INSTRUCTION: Print each of the rows below verbatim, from first to last, without changing a single character.

--

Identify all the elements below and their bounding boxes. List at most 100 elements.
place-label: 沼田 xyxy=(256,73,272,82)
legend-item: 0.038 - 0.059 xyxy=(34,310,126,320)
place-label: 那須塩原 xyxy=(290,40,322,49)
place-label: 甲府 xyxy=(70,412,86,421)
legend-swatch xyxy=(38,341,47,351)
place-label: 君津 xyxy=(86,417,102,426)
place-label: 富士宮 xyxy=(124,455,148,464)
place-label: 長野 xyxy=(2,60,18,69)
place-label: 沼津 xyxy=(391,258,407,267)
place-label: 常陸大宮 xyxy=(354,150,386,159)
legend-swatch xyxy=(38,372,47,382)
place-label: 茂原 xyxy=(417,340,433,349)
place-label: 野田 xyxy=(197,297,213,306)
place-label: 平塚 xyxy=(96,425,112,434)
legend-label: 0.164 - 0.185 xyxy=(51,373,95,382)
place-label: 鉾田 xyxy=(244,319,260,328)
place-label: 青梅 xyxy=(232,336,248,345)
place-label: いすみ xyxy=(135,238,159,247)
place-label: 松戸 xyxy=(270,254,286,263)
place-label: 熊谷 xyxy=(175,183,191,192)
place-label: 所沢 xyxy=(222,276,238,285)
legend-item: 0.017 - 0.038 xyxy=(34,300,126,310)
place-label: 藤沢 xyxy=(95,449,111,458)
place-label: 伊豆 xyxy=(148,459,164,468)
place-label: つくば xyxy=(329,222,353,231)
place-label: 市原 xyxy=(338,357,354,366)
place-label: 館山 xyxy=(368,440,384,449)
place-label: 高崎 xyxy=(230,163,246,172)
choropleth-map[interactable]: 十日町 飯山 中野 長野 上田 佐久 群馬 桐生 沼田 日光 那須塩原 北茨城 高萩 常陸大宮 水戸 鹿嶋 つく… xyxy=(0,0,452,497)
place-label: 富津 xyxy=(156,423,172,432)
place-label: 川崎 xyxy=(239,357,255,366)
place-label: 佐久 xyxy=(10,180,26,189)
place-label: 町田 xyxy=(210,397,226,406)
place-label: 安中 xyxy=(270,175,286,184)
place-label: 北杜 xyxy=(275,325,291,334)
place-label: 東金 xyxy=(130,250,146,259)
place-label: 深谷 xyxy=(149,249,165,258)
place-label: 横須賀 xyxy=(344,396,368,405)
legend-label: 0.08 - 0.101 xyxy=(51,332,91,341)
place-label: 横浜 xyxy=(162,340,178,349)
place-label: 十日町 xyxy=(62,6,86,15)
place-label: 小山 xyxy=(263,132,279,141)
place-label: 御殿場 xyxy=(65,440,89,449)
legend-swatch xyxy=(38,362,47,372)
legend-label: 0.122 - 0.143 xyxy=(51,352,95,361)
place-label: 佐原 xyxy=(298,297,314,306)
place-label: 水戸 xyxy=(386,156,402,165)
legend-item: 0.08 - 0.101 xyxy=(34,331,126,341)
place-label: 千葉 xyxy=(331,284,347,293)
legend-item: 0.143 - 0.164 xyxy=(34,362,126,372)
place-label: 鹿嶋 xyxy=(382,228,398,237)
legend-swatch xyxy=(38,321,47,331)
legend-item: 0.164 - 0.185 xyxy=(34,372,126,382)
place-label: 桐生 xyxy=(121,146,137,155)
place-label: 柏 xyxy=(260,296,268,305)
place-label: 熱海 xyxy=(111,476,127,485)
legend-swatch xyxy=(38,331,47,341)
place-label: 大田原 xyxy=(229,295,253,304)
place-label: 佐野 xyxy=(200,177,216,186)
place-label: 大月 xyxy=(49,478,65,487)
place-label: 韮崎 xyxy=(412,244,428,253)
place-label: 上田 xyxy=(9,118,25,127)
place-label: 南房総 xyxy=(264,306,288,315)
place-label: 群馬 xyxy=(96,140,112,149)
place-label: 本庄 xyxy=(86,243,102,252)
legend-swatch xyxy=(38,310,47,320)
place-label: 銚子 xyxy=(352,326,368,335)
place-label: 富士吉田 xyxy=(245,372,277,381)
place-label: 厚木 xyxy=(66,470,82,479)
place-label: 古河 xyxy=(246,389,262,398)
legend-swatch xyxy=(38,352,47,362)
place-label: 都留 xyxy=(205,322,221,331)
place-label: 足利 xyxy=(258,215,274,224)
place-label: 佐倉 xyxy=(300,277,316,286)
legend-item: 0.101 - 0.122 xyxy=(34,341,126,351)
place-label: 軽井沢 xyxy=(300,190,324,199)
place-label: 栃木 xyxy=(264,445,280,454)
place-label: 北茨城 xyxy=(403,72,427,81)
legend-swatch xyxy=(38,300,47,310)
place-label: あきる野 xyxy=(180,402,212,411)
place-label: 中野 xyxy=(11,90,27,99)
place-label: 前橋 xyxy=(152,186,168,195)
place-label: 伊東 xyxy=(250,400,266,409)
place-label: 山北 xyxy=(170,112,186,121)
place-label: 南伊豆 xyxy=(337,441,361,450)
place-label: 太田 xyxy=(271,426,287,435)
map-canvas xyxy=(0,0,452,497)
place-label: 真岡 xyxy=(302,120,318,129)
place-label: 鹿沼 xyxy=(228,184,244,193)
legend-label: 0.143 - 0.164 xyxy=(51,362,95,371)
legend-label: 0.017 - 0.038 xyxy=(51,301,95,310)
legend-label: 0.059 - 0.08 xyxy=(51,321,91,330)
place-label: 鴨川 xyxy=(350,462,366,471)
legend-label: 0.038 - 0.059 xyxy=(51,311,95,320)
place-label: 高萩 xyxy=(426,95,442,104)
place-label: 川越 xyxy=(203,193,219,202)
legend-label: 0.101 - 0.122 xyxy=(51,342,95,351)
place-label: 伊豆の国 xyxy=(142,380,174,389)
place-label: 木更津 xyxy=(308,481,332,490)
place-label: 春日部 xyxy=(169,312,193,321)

--

OUTPUT BELOW:
Identify all the elements below and their bounding boxes. List at most 100 elements.
place-label: 沼田 xyxy=(256,73,272,82)
legend-item: 0.038 - 0.059 xyxy=(34,310,126,320)
place-label: 那須塩原 xyxy=(290,40,322,49)
place-label: 甲府 xyxy=(70,412,86,421)
legend-swatch xyxy=(38,341,47,351)
place-label: 君津 xyxy=(86,417,102,426)
place-label: 富士宮 xyxy=(124,455,148,464)
place-label: 長野 xyxy=(2,60,18,69)
place-label: 沼津 xyxy=(391,258,407,267)
place-label: 常陸大宮 xyxy=(354,150,386,159)
legend-swatch xyxy=(38,372,47,382)
place-label: 茂原 xyxy=(417,340,433,349)
place-label: 野田 xyxy=(197,297,213,306)
place-label: 平塚 xyxy=(96,425,112,434)
legend-label: 0.164 - 0.185 xyxy=(51,373,95,382)
place-label: 鉾田 xyxy=(244,319,260,328)
place-label: 青梅 xyxy=(232,336,248,345)
place-label: いすみ xyxy=(135,238,159,247)
place-label: 松戸 xyxy=(270,254,286,263)
place-label: 熊谷 xyxy=(175,183,191,192)
place-label: 所沢 xyxy=(222,276,238,285)
legend-item: 0.017 - 0.038 xyxy=(34,300,126,310)
place-label: 藤沢 xyxy=(95,449,111,458)
place-label: 伊豆 xyxy=(148,459,164,468)
place-label: つくば xyxy=(329,222,353,231)
place-label: 市原 xyxy=(338,357,354,366)
place-label: 館山 xyxy=(368,440,384,449)
place-label: 高崎 xyxy=(230,163,246,172)
choropleth-map[interactable]: 十日町 飯山 中野 長野 上田 佐久 群馬 桐生 沼田 日光 那須塩原 北茨城 高萩 常陸大宮 水戸 鹿嶋 つく… xyxy=(0,0,452,497)
place-label: 富津 xyxy=(156,423,172,432)
place-label: 川崎 xyxy=(239,357,255,366)
place-label: 佐久 xyxy=(10,180,26,189)
place-label: 町田 xyxy=(210,397,226,406)
place-label: 安中 xyxy=(270,175,286,184)
place-label: 北杜 xyxy=(275,325,291,334)
place-label: 東金 xyxy=(130,250,146,259)
place-label: 深谷 xyxy=(149,249,165,258)
place-label: 横須賀 xyxy=(344,396,368,405)
legend-label: 0.08 - 0.101 xyxy=(51,332,91,341)
place-label: 横浜 xyxy=(162,340,178,349)
place-label: 十日町 xyxy=(62,6,86,15)
place-label: 小山 xyxy=(263,132,279,141)
place-label: 御殿場 xyxy=(65,440,89,449)
legend-swatch xyxy=(38,362,47,372)
legend-label: 0.122 - 0.143 xyxy=(51,352,95,361)
place-label: 佐原 xyxy=(298,297,314,306)
place-label: 水戸 xyxy=(386,156,402,165)
legend-item: 0.08 - 0.101 xyxy=(34,331,126,341)
place-label: 千葉 xyxy=(331,284,347,293)
legend-item: 0.143 - 0.164 xyxy=(34,362,126,372)
place-label: 鹿嶋 xyxy=(382,228,398,237)
legend-swatch xyxy=(38,321,47,331)
legend-item: 0.164 - 0.185 xyxy=(34,372,126,382)
place-label: 桐生 xyxy=(121,146,137,155)
place-label: 柏 xyxy=(260,296,268,305)
place-label: 熱海 xyxy=(111,476,127,485)
legend-swatch xyxy=(38,331,47,341)
place-label: 大田原 xyxy=(229,295,253,304)
place-label: 佐野 xyxy=(200,177,216,186)
place-label: 大月 xyxy=(49,478,65,487)
place-label: 韮崎 xyxy=(412,244,428,253)
place-label: 上田 xyxy=(9,118,25,127)
place-label: 南房総 xyxy=(264,306,288,315)
place-label: 群馬 xyxy=(96,140,112,149)
place-label: 本庄 xyxy=(86,243,102,252)
legend-swatch xyxy=(38,310,47,320)
place-label: 銚子 xyxy=(352,326,368,335)
place-label: 富士吉田 xyxy=(245,372,277,381)
place-label: 厚木 xyxy=(66,470,82,479)
place-label: 古河 xyxy=(246,389,262,398)
legend-swatch xyxy=(38,352,47,362)
place-label: 都留 xyxy=(205,322,221,331)
place-label: 足利 xyxy=(258,215,274,224)
place-label: 佐倉 xyxy=(300,277,316,286)
legend-item: 0.101 - 0.122 xyxy=(34,341,126,351)
place-label: 軽井沢 xyxy=(300,190,324,199)
place-label: 栃木 xyxy=(264,445,280,454)
place-label: 北茨城 xyxy=(403,72,427,81)
legend-swatch xyxy=(38,300,47,310)
place-label: あきる野 xyxy=(180,402,212,411)
place-label: 中野 xyxy=(11,90,27,99)
place-label: 前橋 xyxy=(152,186,168,195)
place-label: 伊東 xyxy=(250,400,266,409)
place-label: 山北 xyxy=(170,112,186,121)
place-label: 南伊豆 xyxy=(337,441,361,450)
place-label: 太田 xyxy=(271,426,287,435)
map-canvas xyxy=(0,0,452,497)
place-label: 真岡 xyxy=(302,120,318,129)
place-label: 鹿沼 xyxy=(228,184,244,193)
legend-label: 0.143 - 0.164 xyxy=(51,362,95,371)
legend-label: 0.017 - 0.038 xyxy=(51,301,95,310)
legend-label: 0.059 - 0.08 xyxy=(51,321,91,330)
place-label: 鴨川 xyxy=(350,462,366,471)
legend-label: 0.038 - 0.059 xyxy=(51,311,95,320)
place-label: 高萩 xyxy=(426,95,442,104)
place-label: 川越 xyxy=(203,193,219,202)
legend-label: 0.101 - 0.122 xyxy=(51,342,95,351)
place-label: 伊豆の国 xyxy=(142,380,174,389)
place-label: 木更津 xyxy=(308,481,332,490)
place-label: 春日部 xyxy=(169,312,193,321)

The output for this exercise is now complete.